_Written task_
Each record needs to be echoed exactly; can you do that?

[Stored data]
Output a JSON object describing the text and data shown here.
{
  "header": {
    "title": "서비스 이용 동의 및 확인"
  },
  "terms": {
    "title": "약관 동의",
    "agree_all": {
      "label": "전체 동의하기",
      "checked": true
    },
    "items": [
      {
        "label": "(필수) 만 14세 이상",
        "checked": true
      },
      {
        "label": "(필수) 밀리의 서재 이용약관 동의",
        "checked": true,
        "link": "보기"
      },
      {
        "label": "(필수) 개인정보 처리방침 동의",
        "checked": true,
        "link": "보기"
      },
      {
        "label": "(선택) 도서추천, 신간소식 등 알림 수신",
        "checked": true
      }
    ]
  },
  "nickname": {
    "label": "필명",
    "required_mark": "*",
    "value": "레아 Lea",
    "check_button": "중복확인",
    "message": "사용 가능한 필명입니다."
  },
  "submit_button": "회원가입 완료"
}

_Correct response_
Output a JSON object describing the text and data shown here.
{
  "header": {
    "title": "서비스 이용 동의 및 확인"
  },
  "terms": {
    "title": "약관 동의",
    "agree_all": {
      "label": "전체 동의하기",
      "checked": true
    },
    "items": [
      {
        "label": "(필수) 만 14세 이상",
        "checked": true
      },
      {
        "label": "(필수) 밀리의 서재 이용약관 동의",
        "checked": true,
        "link": "보기"
      },
      {
        "label": "(필수) 개인정보 처리방침 동의",
        "checked": true,
        "link": "보기"
      },
      {
        "label": "(선택) 도서추천, 신간소식 등 알림 수신",
        "checked": true
      }
    ]
  },
  "nickname": {
    "label": "필명",
    "required_mark": "*",
    "value": "레아 Lea",
    "check_button": "중복확인",
    "message": "사용 가능한 필명입니다."
  },
  "submit_button": "회원가입 완료"
}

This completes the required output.